Excerpted text =
^^^^^^^^

Washington - Presented with a high-level panel's 'very tough' assessment on Iraq, US President George W Bush pledged Wednesday to take action in response to its proposals.
Iraqi (L) and U.S. soldiers salute during the hand over ceremony in Mosul, north of Baghdad, on Monday, 04 December, 2006. The Iraqi army assumed security responsibility for the western area in Mosul during the ceremony. EPA/NAWRAS AL-TAEI
The recommendations, to be made public later Wednesday, were expected to propose a gradual withdrawal of US combat troops from Iraq and US diplomatic overtures to Iran and Syria - countries Bush views as part of the problem in Iraq.
Bush received the highly anticipated report at the White House from a group of US political heavyweights co-led by James Baker III, who served Bush's father as secretary of state.
'This report gives a very tough assessment of the situation in Iraq,' Bush said. 'It is a report that brings some really very interesting proposals. And we will take every proposal seriously and we will act in a timely fashion.'
Yet Bush, who has vowed to fight until victory in Iraq, said Wednesday he was unlikely to accept all of the recommendations, drafted in nearly eight months of secretive deliberations.
Baker, appearing with lawmakers from Bush's Republican Party and the Democratic Party that will take control of Congress next month, held out hope that the report can unite the nation behind a new approach in Iraq.
'We think it offers the basis for a common ground forward,' he said.
Bush aides have rejected speculation that the report will offer a fig-leaf for a retreat from Iraq, where months of gruesome sectarian killings and a fractious government have blighted US hopes for a stable democracy.
Bush will weigh the 10-member panel's ideas as part of a broader review of strategy in Iraq, which includes an assessment by US military commanders, the White House said.
Bush, while saying he is open to fresh ideas, has staunchly refused to set a timetable for a US pullout and has held tight to his goal of an Iraq that can 'sustain, govern and defend itself.'
Pressure to bring US troops home or at least move more of them out of harm's way has grown dramatically since his centre-right Republican Party lost November 7 congressional elections to the centre-left Democrats, who campaigned for an exit strategy from Iraq.
Alternatives floated by Bush's critics include starting a US withdrawal next year, splitting up Iraq among its three main factions and launching a major diplomatic push to involve regional powers - including US foes such as Iran - in the search for a solution.

^^^^^^^^

Extracted data =
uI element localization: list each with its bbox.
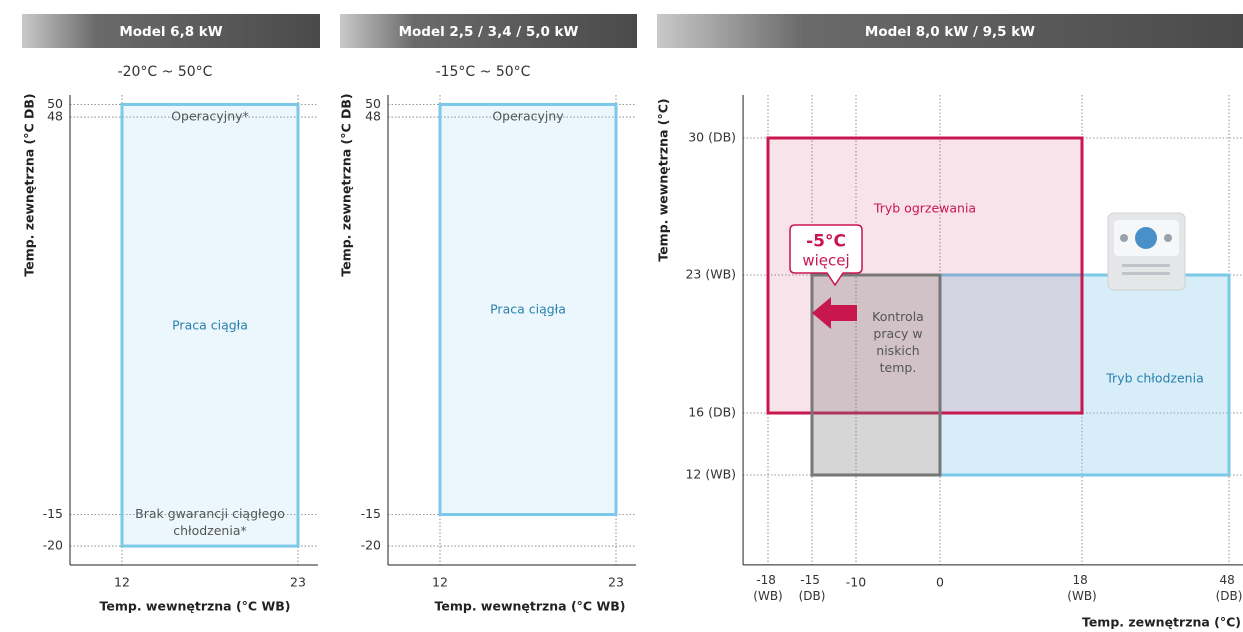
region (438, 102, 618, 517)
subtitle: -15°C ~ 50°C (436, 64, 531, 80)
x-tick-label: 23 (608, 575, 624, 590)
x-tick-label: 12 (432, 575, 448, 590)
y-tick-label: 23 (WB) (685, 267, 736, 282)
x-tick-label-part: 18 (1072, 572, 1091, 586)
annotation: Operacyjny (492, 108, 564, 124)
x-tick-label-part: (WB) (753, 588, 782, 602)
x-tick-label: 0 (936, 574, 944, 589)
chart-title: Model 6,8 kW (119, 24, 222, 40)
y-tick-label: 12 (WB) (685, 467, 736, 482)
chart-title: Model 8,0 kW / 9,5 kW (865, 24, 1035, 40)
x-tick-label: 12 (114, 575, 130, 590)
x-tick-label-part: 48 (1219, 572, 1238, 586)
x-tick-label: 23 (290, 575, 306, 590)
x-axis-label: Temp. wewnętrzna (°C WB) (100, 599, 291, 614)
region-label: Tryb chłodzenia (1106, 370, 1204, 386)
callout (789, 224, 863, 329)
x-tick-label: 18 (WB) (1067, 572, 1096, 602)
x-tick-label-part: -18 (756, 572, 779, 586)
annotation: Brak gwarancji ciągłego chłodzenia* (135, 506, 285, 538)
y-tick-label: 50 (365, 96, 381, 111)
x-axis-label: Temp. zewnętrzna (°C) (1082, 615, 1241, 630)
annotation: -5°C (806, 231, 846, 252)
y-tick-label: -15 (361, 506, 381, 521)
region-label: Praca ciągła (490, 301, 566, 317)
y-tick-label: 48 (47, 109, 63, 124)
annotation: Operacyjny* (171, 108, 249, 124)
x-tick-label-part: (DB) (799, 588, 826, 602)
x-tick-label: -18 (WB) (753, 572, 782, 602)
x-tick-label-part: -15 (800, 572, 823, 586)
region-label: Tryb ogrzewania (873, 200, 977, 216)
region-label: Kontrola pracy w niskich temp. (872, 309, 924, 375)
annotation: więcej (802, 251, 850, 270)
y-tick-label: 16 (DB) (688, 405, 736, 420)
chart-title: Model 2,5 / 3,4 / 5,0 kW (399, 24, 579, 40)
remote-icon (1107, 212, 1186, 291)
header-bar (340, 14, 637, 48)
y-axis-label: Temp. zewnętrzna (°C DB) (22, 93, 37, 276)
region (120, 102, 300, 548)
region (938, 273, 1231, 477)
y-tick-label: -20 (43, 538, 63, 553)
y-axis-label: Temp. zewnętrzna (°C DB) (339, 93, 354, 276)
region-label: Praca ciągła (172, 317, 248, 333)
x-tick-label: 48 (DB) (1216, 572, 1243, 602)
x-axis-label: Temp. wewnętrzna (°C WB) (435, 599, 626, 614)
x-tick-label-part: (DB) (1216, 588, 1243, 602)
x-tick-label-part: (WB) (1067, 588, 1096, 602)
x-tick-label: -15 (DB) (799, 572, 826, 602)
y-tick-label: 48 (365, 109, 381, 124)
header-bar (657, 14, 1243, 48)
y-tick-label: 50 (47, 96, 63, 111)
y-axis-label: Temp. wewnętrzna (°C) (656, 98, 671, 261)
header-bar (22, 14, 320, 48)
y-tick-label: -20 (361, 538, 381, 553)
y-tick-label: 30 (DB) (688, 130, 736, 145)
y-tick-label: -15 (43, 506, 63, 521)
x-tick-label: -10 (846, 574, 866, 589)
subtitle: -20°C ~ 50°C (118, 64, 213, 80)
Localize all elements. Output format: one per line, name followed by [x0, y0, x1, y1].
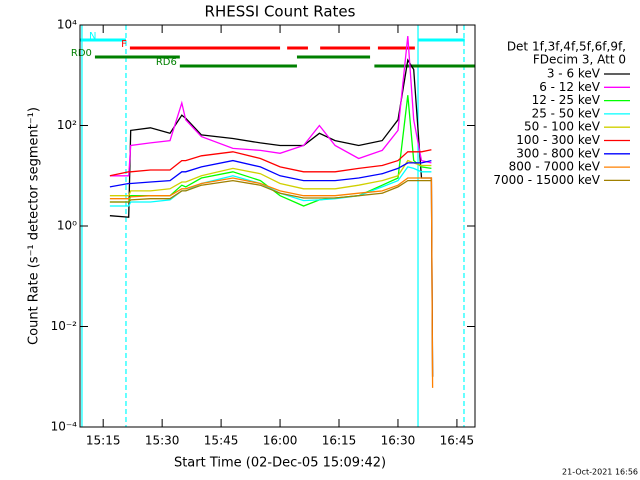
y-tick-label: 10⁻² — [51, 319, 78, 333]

^^^^^^^^

Task requirements =
• A. According to the Iraq report article, how long did the panel deliberate in drafting its recommendations?
• B. Extend the Iraq report article from the point where it stops.
The entries above are separate from the Iraq report article.

Outputs in order =
• A. Nearly eight months.

• B.
Bush has given no sign of what new ideas he is considering, if any. But frank talk by his nominee to succeed defence secretary Donald Rumsfeld, who resigned last month, conveyed what Democrats welcomed as a new sense of realism about the situation in Iraq.
Defence secretary nominee Robert Gates, at his confirmation hearing Tuesday in the Senate, said that the US is 'not winning' in Iraq. He said he would explore a 'wide range' of ideas to conclude the war and insisted that 'all options are on the table,' though he avoided specifics.
Gates, a former head of the CIA spy agency with long experience in government, was tapped when Rumsfeld quit on the day after the election, making way for what Bush pledged would be a fresh approach at the Pentagon after three-and-a-half years of war in Iraq.
Bush has kept his distance from Baker, a Texas lawyer, veteran diplomat and Washington power broker who served in the cabinet of Bush's father.
Baker, 76, masterminded US diplomacy before the 1990-91 US-led war that ousted Iraqi forces from Kuwait, and has never expressed regret about the decision at the time to leave Saddam Hussein in power.
The panel, co-chaired by Democratic ex-congressman and foreign policy expert Lee Hamilton, was launched in March by lawmakers from both parties, partly reflecting Republican fears that the war in Iraq and Bush's low approval ratings could help the Democratic Party win the presidency in 2008.
Baker warned that there are no easy solutions.
'Expectations are totally out of control,' he told the Houston Chronicle daily last week. 'There is no magic formula for our difficulties in Iraq.'
© 2006 dpa - Deutsche Presse-Agentur
Rodney AshfieldDec 6th, 2006 - 18:20:18
Hanging by his chads...
Along with a geart many others, I find it both tragic and ironic that Mr. Bush would justify not having a detailed timetable to extract combat troops from Iraq by suggsting that, first, Iraq must prove it can 'govern, sustain and defend' iteslf... All this from a President who conducted an illegal war on false pretense and whose very own election was subject to significant question and doubt...
So much for governance.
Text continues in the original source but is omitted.